**INFORMATION PROVIDED:**
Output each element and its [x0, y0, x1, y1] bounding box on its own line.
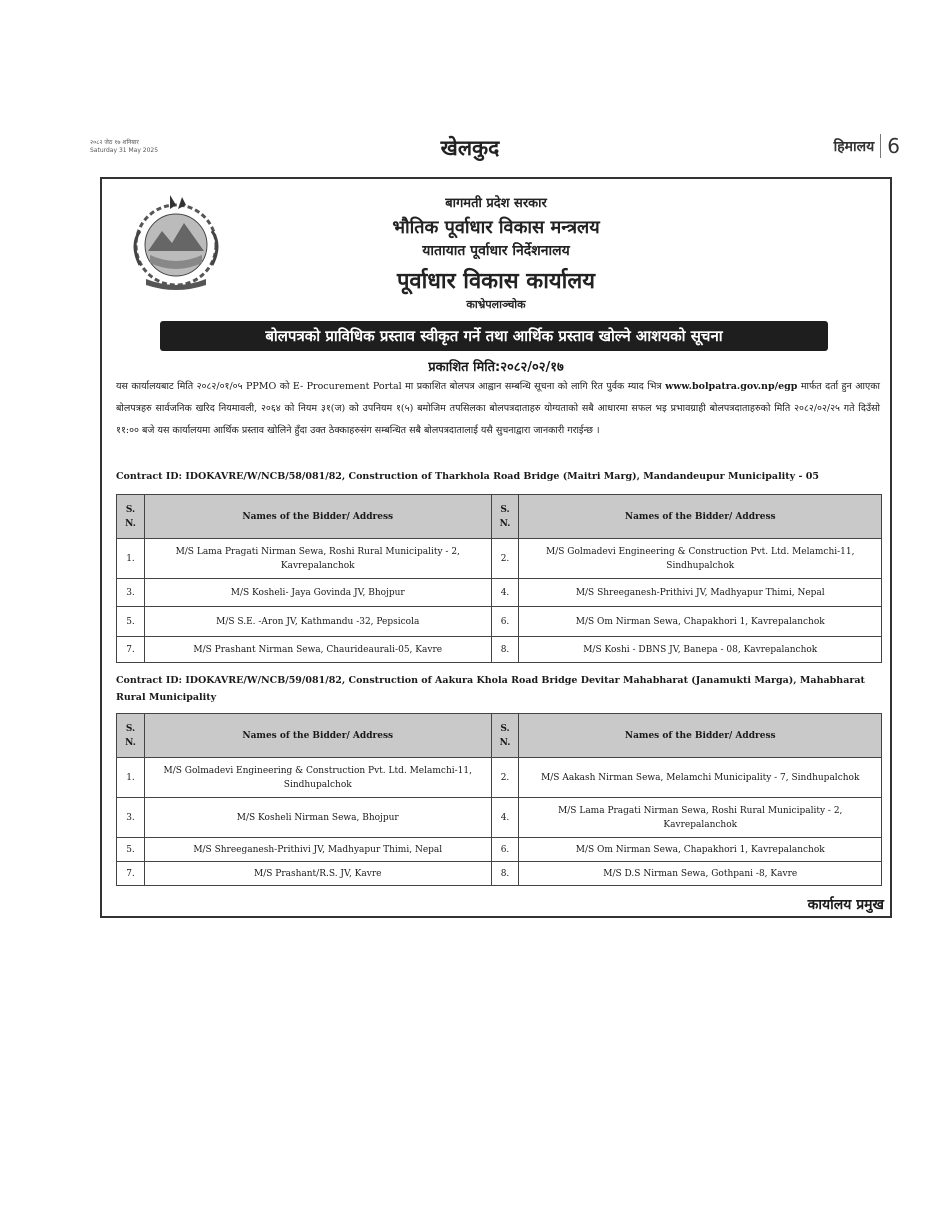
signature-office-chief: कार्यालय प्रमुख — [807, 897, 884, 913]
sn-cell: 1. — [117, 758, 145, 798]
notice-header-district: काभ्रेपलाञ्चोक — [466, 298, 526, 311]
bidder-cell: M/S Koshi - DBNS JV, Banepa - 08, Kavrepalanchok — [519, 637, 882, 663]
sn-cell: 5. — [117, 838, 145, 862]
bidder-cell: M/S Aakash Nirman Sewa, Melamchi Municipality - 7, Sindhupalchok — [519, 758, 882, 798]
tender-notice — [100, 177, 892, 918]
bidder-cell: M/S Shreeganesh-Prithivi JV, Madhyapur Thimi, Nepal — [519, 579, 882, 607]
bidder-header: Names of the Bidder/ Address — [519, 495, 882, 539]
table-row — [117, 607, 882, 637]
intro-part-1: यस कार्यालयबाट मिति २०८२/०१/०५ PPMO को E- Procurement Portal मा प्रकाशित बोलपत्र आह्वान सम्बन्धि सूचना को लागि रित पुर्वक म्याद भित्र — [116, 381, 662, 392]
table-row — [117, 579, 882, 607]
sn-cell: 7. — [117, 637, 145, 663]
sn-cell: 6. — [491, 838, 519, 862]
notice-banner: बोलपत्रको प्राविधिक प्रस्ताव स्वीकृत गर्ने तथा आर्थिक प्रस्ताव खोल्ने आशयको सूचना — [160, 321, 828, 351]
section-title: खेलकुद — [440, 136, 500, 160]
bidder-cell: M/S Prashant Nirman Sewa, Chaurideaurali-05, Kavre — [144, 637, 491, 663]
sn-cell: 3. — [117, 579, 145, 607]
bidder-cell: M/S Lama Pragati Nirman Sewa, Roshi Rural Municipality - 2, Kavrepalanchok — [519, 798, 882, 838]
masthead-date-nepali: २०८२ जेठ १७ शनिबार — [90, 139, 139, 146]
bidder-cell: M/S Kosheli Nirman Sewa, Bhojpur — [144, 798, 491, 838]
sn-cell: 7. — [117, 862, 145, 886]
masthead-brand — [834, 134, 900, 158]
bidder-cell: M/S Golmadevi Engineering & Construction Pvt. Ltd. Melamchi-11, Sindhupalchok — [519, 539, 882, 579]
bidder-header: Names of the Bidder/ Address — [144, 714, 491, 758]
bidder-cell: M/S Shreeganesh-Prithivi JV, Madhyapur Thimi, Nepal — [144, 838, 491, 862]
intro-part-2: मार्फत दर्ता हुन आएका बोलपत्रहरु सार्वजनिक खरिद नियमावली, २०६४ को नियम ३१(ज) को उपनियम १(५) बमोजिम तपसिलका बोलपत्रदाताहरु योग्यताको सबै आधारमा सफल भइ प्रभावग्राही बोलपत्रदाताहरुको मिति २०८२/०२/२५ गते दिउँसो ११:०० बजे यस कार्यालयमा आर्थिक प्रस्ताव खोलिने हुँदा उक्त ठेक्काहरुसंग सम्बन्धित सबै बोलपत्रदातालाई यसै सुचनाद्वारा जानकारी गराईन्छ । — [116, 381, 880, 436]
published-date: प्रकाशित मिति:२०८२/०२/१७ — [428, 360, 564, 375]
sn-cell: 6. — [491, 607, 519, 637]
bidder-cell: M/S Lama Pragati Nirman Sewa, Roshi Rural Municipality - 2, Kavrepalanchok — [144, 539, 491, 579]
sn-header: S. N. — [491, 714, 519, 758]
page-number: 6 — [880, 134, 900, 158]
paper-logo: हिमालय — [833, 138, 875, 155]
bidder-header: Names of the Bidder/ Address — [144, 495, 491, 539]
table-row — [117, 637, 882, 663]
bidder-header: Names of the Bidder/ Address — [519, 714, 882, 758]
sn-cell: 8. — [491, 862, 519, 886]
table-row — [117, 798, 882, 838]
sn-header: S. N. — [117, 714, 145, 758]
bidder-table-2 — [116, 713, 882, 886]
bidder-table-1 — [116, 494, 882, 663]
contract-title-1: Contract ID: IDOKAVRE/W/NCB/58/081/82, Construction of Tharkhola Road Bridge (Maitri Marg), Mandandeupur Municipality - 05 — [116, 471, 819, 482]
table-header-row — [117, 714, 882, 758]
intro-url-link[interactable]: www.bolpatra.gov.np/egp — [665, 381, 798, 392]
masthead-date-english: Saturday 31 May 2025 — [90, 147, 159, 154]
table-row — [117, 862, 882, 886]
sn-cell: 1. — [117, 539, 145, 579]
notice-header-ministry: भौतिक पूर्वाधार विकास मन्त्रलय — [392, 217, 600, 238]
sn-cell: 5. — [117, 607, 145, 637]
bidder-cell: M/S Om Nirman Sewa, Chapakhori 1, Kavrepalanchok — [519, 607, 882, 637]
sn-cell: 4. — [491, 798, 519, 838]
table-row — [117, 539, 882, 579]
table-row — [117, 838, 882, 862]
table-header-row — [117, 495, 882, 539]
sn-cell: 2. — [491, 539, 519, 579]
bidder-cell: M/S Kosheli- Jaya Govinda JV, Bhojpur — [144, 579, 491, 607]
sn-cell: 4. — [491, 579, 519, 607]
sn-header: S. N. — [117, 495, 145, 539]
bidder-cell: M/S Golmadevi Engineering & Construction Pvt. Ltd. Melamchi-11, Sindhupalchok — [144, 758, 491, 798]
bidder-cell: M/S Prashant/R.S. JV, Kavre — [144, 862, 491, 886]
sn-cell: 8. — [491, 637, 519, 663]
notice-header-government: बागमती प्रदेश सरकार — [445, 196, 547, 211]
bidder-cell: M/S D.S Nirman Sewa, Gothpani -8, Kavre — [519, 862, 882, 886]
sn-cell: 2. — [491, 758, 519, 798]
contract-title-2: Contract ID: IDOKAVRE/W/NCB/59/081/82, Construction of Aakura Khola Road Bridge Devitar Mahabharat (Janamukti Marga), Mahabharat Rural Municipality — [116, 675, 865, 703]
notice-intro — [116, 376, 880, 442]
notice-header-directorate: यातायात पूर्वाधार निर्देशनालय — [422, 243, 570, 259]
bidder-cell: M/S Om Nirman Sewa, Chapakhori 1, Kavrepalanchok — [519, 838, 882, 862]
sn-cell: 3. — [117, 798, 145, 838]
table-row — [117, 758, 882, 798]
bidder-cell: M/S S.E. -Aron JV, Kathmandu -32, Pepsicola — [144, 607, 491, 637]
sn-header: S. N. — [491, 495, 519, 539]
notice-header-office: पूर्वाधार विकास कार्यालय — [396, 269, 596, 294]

* * *

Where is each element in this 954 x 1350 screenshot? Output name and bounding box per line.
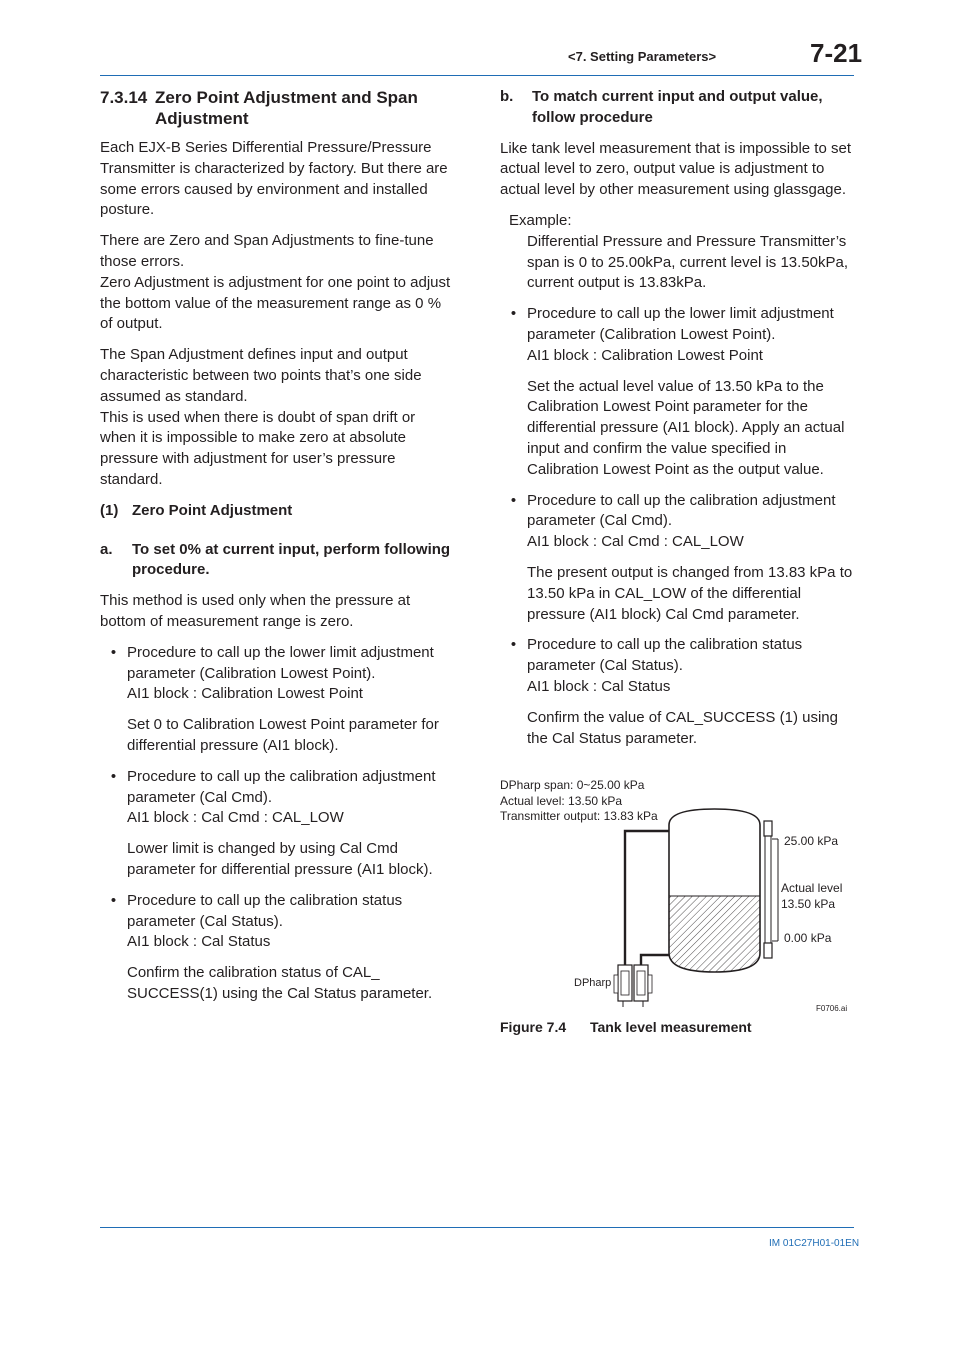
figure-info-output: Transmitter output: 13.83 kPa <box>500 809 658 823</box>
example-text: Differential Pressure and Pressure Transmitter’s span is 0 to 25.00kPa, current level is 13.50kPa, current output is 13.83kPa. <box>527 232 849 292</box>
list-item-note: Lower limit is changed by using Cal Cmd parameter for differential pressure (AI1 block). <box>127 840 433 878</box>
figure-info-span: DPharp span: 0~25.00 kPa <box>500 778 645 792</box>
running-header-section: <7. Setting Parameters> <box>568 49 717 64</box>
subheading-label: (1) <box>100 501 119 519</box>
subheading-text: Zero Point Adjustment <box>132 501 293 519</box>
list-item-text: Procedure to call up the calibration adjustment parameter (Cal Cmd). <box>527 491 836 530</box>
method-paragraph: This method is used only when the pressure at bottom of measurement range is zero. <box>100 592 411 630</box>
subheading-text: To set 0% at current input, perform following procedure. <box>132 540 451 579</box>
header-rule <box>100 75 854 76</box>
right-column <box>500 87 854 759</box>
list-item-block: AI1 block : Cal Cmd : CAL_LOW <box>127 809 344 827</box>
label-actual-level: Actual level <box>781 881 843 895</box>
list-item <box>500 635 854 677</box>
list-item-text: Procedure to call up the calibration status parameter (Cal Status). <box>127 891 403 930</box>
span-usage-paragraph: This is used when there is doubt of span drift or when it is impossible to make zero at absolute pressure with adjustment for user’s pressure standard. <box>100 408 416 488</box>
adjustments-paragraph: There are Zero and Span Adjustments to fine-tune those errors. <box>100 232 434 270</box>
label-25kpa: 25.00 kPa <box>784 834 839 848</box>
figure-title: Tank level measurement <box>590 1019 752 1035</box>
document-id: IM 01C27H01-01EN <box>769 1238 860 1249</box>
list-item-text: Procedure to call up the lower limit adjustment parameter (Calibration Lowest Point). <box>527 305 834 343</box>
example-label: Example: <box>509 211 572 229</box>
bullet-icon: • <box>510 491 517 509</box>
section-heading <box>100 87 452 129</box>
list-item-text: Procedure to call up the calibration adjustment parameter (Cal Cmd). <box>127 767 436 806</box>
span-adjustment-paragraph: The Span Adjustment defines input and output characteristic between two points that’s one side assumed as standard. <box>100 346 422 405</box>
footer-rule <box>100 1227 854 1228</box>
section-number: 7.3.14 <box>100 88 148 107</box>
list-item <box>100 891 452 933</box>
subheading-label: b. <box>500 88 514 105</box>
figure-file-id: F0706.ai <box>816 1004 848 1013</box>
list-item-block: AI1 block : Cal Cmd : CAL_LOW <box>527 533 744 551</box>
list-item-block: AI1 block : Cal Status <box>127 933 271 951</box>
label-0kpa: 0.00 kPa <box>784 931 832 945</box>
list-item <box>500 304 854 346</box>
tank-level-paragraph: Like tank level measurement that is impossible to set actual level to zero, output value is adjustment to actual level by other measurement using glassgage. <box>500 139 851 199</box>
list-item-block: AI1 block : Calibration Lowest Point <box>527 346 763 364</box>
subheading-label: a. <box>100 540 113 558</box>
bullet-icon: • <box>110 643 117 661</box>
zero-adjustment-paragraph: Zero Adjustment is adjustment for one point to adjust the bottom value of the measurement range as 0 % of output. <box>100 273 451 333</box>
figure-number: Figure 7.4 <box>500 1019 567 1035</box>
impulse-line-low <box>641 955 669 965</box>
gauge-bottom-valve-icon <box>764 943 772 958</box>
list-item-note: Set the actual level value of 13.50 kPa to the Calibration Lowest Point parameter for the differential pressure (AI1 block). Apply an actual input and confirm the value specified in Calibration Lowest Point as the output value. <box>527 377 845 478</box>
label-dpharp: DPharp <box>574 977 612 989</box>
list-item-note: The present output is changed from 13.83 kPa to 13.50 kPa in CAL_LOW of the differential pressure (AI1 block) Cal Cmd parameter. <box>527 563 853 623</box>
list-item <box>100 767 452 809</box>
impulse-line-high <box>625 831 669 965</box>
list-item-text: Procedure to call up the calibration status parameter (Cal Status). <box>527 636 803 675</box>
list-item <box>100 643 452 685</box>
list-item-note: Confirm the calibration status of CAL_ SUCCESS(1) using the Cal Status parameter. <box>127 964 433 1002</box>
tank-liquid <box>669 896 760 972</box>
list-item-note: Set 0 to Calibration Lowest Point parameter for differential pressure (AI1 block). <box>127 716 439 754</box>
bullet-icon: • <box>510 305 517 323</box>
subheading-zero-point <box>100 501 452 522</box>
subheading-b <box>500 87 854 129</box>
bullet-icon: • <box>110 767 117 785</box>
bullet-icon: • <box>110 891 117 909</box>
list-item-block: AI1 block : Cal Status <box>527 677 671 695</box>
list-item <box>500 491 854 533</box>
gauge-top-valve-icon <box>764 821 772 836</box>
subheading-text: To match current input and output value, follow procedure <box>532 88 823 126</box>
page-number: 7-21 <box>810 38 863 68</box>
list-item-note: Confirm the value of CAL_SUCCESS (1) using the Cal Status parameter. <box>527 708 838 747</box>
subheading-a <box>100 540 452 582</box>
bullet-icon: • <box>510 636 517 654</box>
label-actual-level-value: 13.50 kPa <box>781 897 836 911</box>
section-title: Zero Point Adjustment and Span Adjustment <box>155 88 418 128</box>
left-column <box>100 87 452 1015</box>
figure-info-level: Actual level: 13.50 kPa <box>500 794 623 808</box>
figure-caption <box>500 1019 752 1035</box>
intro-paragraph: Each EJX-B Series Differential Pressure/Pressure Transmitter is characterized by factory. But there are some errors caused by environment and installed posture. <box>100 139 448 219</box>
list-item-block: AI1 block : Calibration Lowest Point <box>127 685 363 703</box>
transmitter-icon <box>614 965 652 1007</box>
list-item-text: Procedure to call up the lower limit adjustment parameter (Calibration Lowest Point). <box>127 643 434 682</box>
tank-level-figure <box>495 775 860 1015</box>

**PROBLEM DESCRIPTION:** Can you turn the material between the lines holding "figure-info-output: Transmitter output: 13.83" and "subheading-label: (1) <box>100", inclusive, into a JSON list of strings with one string per line and no blank lines?

**RESPONSE:**
[
  "figure-info-output: Transmitter output: 13.83 kPa <box>500 809 658 823</box>",
  "example-text: Differential Pressure and Pressure Transmitter’s span is 0 to 25.00kPa, current level is 13.50kPa, current output is 13.83kPa. <box>527 232 849 292</box>",
  "list-item-note: Lower limit is changed by using Cal Cmd parameter for differential pressure (AI1 block). <box>127 840 433 878</box>",
  "figure-info-span: DPharp span: 0~25.00 kPa <box>500 778 645 792</box>",
  "running-header-section: <7. Setting Parameters> <box>568 49 717 64</box>",
  "subheading-label: (1) <box>100 501 119 519</box>"
]